*WORK TO DO:* From the entries below, say how many lines carry the word "screenshot", and give nothing but the number.

*** MATERIAL SUPPLIED

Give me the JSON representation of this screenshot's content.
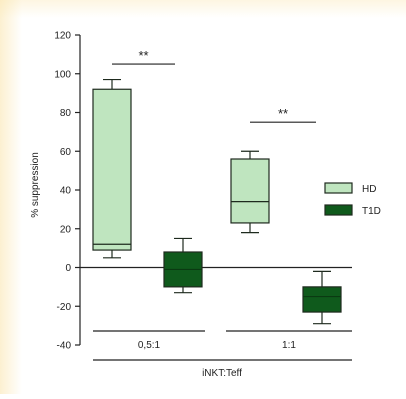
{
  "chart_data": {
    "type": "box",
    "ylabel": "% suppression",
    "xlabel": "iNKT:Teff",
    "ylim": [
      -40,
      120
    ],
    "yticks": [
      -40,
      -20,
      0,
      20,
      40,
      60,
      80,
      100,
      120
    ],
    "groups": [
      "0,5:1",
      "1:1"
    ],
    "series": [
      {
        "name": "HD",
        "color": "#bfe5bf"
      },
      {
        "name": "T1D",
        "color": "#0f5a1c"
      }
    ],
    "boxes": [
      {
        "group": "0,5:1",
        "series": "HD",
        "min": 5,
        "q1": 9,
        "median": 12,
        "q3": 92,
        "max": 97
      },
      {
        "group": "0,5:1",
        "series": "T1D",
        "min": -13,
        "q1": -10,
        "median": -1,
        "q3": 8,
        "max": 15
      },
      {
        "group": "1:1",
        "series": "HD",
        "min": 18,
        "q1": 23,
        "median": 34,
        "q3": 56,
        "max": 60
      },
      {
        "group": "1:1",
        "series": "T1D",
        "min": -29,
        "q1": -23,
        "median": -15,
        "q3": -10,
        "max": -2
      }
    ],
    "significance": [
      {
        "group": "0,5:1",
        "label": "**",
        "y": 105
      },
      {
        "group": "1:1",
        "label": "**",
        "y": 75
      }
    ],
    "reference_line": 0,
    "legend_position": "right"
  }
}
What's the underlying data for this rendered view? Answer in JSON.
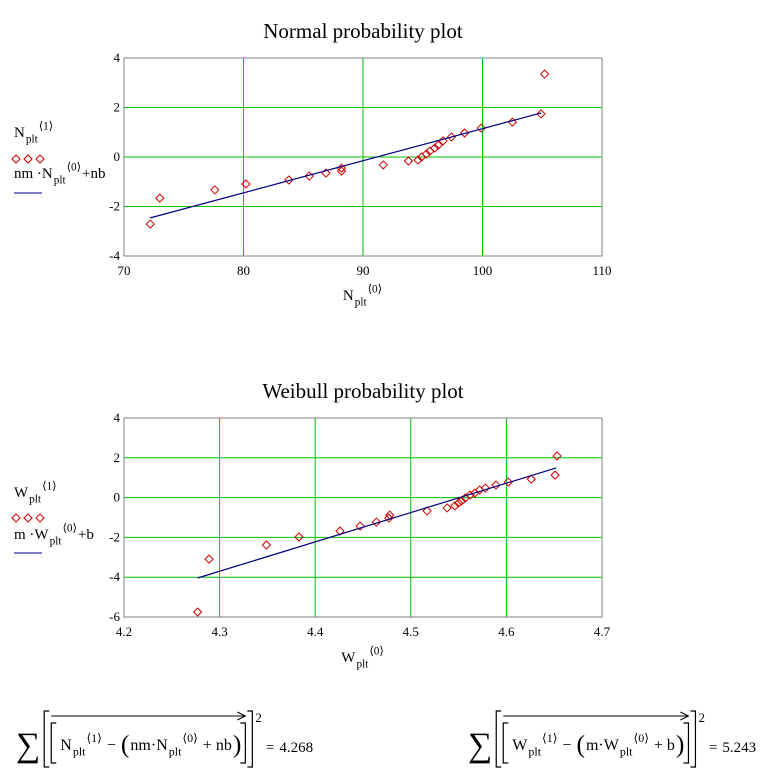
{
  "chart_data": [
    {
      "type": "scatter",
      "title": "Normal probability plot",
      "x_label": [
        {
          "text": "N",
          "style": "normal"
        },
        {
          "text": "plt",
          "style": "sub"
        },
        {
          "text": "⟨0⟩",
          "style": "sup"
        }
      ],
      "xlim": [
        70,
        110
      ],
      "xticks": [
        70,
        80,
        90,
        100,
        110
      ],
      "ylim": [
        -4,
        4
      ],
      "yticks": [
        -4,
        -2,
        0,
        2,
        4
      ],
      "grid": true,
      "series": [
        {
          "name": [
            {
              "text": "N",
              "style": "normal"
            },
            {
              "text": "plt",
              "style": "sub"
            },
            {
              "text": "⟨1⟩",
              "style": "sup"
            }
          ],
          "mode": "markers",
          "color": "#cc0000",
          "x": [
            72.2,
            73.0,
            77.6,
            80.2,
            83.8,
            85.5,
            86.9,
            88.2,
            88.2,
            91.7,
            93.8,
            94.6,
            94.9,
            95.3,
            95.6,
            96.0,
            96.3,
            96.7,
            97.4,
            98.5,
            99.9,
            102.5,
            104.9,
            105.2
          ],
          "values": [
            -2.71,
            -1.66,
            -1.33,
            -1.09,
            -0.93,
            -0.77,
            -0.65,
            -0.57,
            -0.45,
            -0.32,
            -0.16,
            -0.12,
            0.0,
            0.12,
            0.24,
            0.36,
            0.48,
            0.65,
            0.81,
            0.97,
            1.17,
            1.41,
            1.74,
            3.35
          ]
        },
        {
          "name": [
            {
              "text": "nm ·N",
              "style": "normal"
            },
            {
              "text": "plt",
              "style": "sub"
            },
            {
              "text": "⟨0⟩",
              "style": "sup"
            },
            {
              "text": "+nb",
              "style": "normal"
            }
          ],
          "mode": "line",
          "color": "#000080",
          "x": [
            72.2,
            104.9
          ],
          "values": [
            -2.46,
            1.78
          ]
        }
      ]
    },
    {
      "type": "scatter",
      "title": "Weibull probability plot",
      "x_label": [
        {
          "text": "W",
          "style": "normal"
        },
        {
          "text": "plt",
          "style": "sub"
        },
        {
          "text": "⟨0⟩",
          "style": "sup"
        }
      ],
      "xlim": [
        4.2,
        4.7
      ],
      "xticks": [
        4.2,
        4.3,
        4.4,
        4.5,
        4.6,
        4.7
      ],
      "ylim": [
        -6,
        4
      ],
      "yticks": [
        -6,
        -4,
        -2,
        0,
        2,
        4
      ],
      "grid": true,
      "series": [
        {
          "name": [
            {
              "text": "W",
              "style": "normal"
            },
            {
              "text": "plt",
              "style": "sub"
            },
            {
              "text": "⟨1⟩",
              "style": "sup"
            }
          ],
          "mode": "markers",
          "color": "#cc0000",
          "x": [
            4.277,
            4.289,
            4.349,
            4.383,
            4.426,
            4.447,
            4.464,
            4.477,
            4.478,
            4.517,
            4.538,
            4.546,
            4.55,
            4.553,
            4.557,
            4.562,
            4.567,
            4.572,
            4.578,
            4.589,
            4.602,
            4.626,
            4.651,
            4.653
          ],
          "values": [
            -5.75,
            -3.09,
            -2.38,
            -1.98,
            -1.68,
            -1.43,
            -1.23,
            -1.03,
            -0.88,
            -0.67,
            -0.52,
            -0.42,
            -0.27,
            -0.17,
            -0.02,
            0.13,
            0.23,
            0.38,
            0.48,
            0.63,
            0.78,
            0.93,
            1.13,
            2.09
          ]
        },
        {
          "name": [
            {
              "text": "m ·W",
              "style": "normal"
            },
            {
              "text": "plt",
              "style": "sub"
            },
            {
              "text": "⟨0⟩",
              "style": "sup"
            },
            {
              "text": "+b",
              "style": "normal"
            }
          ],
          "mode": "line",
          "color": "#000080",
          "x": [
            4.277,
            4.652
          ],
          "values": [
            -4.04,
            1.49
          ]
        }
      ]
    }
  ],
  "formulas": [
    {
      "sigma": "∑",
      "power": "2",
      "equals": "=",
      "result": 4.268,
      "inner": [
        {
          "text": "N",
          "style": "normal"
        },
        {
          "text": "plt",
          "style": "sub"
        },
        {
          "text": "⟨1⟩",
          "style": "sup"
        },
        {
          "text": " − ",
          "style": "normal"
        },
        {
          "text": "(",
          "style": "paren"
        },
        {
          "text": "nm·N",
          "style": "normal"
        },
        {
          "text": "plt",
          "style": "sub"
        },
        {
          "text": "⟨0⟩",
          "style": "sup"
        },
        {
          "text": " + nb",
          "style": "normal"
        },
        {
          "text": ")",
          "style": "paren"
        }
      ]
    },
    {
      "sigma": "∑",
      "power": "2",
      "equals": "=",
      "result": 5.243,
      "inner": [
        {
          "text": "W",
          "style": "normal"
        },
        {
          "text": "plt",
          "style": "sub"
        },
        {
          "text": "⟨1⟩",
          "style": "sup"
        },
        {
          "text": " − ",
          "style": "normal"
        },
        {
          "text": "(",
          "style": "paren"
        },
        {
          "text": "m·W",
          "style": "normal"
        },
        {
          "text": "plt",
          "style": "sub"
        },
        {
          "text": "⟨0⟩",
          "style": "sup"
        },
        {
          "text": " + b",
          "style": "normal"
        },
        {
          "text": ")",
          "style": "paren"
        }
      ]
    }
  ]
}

******
*** MATERIAL SUPPLIED

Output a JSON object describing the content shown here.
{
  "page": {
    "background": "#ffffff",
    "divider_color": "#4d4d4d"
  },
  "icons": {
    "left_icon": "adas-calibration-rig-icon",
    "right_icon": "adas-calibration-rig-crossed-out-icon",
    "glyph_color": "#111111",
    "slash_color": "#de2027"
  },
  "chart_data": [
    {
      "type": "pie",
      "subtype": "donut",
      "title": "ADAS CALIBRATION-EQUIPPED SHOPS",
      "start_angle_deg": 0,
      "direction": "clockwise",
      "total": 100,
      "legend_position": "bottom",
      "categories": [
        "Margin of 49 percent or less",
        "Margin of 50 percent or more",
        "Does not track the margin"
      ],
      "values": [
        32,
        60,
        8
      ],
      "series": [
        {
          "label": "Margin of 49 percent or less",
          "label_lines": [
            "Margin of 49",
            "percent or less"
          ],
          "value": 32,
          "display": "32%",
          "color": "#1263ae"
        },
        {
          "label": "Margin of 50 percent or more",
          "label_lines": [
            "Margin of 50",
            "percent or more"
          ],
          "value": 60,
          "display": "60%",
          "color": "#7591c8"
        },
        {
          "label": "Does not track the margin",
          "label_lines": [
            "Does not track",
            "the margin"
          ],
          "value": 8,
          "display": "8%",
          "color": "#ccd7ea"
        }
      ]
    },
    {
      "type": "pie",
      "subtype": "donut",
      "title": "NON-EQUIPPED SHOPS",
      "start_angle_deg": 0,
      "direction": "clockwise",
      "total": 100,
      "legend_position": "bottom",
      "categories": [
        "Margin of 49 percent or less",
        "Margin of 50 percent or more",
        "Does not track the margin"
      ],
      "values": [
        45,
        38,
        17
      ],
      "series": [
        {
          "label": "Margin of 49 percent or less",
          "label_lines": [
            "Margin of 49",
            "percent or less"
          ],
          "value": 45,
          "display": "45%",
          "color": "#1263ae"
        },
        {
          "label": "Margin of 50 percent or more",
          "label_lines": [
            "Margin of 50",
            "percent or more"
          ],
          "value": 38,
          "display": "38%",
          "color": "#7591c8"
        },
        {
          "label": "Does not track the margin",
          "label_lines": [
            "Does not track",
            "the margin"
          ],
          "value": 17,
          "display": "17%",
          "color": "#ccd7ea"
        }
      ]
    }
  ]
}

******
*** MATERIAL SUPPLIED

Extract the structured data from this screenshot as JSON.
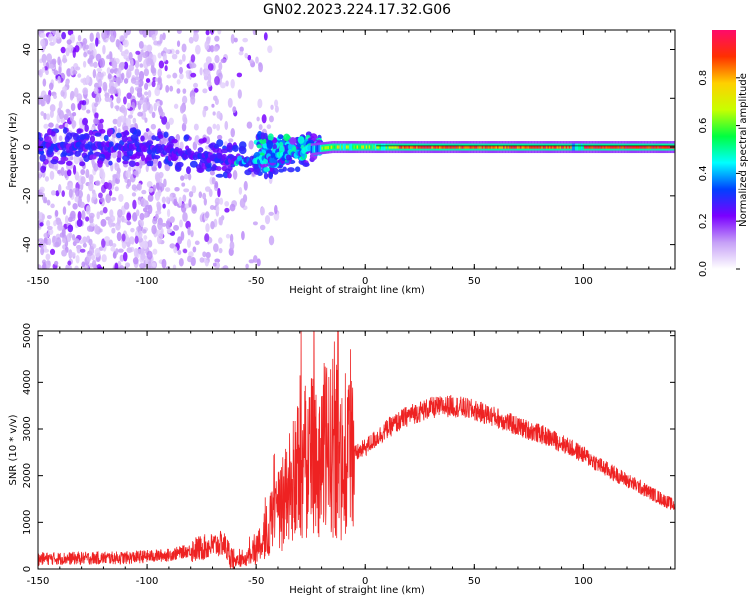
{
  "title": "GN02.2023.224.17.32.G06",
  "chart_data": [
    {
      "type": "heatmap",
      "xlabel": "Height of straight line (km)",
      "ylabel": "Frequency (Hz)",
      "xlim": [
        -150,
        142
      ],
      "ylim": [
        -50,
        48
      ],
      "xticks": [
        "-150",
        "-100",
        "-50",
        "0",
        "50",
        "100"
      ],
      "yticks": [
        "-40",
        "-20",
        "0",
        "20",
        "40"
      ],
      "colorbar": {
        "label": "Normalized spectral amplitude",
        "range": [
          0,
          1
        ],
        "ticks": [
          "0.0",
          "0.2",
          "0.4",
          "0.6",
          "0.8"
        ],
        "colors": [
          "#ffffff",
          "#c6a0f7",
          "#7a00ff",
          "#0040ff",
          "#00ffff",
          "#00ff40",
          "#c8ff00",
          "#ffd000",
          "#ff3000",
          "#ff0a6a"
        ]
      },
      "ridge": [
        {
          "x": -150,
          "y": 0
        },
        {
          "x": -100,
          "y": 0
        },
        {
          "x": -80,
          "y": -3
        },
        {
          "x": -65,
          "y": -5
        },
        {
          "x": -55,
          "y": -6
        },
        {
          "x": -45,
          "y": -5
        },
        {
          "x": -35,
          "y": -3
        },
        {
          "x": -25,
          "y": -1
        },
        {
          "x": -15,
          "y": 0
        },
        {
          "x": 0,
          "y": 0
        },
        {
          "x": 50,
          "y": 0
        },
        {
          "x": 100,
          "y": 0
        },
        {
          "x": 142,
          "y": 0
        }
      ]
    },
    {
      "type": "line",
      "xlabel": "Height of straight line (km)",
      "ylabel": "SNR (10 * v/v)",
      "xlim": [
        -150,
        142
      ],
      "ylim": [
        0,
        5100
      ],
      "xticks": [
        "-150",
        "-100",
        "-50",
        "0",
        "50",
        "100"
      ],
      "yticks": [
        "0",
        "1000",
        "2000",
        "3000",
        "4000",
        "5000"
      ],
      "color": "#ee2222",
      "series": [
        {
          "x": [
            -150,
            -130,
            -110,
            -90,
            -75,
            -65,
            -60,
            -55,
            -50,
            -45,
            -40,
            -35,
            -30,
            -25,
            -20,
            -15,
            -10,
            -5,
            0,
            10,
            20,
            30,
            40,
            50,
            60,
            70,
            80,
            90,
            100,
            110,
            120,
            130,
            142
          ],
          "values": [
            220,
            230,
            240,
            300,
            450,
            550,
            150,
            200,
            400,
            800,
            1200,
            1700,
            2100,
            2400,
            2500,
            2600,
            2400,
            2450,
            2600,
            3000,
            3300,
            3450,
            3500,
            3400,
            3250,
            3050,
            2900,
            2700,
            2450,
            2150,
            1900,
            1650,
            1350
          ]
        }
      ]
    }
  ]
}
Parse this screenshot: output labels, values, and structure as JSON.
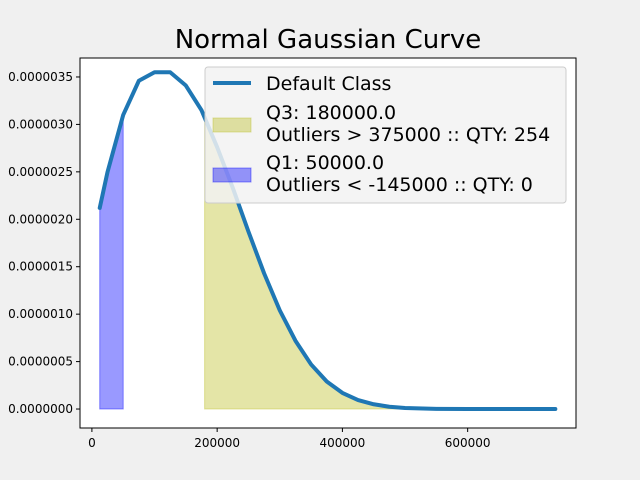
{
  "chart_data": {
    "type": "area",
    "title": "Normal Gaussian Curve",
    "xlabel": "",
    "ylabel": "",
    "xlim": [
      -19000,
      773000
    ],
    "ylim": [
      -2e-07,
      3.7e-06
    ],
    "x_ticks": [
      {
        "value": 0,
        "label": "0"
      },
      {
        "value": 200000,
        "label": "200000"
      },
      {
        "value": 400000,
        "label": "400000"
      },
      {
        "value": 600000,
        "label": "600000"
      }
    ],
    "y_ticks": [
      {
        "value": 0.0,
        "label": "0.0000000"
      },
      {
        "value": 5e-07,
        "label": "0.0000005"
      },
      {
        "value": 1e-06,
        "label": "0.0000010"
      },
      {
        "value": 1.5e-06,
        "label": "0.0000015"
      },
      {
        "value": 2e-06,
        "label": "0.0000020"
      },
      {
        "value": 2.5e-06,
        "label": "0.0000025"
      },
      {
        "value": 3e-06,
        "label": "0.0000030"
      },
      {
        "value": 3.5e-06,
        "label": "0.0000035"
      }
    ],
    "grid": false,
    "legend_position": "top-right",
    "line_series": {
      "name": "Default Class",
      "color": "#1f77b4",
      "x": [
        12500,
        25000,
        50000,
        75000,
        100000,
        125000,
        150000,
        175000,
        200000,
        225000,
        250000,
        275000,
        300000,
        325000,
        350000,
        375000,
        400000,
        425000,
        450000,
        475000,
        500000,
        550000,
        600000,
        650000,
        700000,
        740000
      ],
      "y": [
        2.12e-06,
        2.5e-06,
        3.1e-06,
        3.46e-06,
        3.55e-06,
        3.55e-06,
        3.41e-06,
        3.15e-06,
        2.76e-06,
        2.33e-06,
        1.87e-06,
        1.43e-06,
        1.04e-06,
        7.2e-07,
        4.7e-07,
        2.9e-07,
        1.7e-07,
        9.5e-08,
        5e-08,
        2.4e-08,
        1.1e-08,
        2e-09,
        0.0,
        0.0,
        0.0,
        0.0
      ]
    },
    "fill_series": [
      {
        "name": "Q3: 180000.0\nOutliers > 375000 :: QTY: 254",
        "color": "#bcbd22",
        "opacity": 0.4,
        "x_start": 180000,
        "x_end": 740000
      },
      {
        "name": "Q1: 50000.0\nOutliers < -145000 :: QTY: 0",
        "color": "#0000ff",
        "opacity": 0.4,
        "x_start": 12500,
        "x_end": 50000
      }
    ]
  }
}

******

*FINISHED EXERCISE:* 3